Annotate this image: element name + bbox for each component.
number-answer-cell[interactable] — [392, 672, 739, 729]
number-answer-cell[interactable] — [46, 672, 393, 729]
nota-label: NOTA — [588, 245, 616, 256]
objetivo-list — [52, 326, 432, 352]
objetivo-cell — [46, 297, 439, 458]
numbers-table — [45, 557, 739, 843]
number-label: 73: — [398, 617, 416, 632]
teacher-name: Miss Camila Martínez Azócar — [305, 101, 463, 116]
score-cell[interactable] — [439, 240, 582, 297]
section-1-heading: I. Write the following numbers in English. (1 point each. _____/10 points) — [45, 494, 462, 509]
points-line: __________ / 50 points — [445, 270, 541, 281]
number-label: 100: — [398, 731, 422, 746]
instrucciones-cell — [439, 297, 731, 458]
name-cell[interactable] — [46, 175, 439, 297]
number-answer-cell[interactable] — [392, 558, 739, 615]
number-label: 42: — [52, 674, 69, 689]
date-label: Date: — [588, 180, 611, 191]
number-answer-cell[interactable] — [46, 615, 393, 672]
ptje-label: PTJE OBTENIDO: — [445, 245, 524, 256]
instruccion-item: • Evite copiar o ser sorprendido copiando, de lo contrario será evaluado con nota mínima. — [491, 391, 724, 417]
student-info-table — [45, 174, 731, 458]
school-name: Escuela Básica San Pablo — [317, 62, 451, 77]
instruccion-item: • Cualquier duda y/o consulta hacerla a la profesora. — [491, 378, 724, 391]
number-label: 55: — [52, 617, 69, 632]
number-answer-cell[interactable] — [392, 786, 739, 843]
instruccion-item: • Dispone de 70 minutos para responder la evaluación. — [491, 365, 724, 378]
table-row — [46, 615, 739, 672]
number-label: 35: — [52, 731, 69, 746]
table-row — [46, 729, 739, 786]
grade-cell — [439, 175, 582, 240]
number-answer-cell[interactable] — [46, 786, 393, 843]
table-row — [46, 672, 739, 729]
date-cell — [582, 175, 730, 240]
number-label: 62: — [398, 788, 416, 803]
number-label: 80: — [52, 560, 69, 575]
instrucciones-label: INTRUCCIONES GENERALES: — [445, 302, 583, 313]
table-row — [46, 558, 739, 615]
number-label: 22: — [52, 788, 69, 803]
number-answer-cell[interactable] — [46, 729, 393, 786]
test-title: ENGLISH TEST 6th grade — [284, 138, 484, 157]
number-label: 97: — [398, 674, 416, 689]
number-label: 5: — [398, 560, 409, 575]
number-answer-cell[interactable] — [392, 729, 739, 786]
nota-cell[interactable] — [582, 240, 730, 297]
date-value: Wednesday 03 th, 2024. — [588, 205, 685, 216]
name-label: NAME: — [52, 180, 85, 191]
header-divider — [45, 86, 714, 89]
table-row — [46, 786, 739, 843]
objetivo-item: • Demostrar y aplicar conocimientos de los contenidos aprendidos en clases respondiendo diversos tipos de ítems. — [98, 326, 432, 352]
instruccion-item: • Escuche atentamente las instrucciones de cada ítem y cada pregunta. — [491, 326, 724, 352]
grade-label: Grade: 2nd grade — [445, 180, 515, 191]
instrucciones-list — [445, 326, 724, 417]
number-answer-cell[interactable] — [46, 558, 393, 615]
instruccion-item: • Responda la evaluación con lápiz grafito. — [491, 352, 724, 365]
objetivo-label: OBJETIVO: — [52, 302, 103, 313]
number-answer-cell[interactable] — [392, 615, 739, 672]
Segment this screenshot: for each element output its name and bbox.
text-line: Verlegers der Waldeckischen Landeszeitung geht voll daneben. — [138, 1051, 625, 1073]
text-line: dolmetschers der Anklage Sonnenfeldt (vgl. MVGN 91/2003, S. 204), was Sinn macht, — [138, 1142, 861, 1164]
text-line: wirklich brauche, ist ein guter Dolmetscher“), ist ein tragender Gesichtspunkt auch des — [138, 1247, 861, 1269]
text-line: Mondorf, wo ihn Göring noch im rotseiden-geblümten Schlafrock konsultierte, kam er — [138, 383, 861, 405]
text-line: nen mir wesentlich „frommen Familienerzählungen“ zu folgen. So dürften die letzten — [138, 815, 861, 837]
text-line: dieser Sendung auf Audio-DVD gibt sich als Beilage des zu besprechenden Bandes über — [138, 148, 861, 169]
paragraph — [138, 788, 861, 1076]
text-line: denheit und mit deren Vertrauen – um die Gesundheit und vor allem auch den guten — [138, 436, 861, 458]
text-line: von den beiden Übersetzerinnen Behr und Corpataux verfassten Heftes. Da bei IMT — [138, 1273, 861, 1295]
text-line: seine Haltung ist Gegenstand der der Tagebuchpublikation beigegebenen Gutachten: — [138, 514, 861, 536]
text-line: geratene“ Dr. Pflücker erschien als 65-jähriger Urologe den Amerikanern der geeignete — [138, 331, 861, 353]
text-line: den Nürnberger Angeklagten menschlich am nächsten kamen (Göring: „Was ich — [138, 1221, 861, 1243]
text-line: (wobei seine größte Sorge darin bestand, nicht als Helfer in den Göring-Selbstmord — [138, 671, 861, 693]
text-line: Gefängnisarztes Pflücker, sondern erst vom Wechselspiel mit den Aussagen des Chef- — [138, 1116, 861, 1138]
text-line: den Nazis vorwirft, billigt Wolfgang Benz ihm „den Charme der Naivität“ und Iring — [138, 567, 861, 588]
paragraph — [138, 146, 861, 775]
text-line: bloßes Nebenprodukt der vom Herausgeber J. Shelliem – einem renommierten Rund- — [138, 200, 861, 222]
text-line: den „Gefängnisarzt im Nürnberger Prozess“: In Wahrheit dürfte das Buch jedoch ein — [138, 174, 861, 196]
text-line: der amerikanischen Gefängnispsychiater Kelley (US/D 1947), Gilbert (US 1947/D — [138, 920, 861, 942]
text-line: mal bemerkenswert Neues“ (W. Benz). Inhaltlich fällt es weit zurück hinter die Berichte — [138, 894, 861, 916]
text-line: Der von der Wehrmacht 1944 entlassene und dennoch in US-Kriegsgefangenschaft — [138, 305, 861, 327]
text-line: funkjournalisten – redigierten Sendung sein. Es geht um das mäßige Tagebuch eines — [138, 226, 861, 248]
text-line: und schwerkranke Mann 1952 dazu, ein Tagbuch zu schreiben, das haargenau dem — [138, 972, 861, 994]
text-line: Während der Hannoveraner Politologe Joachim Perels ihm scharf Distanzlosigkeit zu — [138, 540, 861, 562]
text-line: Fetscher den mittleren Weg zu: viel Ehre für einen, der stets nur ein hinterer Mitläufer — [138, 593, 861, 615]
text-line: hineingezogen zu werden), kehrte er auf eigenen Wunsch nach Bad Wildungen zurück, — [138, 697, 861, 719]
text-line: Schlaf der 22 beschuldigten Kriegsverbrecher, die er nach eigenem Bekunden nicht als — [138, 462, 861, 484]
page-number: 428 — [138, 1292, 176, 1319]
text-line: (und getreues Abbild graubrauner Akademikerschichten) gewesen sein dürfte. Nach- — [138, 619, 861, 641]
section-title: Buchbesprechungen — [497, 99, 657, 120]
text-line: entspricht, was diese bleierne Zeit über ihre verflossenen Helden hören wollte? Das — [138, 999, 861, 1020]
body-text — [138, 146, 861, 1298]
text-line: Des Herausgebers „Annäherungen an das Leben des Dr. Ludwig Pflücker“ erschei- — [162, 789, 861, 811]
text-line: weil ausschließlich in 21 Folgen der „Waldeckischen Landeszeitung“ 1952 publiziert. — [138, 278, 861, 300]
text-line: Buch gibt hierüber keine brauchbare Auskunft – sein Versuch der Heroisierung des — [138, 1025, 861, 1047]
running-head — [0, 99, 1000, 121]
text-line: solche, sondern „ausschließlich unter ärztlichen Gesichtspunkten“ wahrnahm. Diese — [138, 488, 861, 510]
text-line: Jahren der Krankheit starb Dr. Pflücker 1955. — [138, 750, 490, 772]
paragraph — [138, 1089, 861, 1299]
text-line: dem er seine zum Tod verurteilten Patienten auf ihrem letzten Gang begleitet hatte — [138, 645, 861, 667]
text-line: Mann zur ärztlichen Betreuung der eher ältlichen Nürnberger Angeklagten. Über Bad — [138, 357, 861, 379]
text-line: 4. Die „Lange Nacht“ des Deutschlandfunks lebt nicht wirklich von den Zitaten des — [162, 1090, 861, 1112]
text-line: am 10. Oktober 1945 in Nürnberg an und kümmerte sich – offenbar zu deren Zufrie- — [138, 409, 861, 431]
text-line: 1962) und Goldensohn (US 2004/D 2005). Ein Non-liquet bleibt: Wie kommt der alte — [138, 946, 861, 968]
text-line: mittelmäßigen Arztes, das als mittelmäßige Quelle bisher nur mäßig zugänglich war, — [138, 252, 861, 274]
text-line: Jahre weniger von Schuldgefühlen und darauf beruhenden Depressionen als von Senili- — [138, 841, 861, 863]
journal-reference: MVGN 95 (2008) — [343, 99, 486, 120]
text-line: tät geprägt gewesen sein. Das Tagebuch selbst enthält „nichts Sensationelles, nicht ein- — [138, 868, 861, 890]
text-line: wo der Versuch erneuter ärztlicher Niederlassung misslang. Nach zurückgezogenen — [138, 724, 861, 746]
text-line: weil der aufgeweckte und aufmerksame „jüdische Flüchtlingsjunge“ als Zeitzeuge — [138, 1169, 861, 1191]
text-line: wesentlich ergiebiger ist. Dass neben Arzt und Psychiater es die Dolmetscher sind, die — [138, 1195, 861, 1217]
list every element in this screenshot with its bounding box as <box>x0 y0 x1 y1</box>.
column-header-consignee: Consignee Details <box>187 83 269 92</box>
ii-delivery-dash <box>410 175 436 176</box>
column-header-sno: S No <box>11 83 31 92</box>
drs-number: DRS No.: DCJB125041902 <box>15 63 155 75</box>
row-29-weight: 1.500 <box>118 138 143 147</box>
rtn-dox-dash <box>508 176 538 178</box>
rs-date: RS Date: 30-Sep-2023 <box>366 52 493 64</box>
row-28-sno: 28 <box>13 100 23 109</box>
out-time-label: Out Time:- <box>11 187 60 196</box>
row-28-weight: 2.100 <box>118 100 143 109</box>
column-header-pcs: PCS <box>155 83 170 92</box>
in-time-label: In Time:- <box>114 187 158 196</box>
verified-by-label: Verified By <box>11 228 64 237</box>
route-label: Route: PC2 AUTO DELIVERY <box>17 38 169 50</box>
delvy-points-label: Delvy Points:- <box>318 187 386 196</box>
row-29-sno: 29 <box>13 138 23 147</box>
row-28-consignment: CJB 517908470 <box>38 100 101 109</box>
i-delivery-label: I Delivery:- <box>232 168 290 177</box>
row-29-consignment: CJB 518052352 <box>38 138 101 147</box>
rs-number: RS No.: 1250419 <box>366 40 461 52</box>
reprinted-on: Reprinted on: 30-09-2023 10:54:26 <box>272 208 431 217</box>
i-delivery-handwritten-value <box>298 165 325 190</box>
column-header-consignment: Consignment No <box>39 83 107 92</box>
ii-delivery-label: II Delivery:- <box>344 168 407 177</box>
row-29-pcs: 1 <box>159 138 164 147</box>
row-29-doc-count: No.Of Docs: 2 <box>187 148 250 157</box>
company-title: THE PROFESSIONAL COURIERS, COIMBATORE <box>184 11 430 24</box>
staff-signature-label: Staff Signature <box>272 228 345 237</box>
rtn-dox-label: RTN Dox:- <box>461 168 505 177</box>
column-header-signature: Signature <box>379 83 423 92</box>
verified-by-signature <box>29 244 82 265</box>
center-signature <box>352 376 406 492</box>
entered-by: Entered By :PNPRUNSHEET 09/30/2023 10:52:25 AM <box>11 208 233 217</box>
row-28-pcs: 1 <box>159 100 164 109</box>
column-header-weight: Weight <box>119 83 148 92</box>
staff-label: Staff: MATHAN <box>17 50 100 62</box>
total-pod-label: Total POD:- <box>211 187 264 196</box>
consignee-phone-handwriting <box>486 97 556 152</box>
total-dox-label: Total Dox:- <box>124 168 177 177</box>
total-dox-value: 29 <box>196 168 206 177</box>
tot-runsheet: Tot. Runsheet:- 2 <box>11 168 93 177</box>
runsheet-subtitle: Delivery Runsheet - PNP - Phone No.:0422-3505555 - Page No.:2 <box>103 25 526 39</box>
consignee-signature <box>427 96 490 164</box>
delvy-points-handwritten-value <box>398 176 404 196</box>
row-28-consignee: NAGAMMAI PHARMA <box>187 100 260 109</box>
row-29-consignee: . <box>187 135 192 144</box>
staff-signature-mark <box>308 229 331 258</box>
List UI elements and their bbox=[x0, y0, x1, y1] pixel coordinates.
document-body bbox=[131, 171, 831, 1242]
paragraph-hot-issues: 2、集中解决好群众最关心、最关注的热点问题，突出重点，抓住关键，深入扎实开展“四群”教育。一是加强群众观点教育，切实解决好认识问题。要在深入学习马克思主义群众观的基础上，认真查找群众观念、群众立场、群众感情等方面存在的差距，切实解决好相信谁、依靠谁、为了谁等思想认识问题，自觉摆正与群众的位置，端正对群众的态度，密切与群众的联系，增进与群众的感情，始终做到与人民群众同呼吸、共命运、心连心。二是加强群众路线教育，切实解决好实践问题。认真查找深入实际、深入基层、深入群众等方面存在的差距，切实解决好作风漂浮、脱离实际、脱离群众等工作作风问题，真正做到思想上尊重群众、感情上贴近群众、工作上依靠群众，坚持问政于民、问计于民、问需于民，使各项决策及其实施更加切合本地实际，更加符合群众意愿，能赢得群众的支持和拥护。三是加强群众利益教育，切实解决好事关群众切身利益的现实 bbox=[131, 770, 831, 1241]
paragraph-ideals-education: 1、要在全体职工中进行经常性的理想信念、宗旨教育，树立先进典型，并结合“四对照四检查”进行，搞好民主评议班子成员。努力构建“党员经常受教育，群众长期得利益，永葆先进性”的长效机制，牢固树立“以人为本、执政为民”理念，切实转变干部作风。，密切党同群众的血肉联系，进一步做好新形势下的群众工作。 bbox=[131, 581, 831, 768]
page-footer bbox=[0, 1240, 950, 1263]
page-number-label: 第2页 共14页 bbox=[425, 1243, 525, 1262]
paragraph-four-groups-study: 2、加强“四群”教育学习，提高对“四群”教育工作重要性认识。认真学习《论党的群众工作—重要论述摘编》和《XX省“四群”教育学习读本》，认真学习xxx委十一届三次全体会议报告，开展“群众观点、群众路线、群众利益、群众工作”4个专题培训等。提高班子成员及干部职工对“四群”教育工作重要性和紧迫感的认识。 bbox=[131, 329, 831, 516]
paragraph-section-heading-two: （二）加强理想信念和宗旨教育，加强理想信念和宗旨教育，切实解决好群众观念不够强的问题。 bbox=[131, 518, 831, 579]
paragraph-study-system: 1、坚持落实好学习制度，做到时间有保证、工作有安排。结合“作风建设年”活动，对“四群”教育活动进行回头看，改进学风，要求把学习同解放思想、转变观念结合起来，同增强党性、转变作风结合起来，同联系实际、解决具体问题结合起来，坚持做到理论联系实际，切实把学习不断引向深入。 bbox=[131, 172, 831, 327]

### Written task
Show each line above that contains the string "Time".

### Solution to the exercise
out-time-label: Out Time:- <box>11 187 60 196</box>
in-time-label: In Time:- <box>114 187 158 196</box>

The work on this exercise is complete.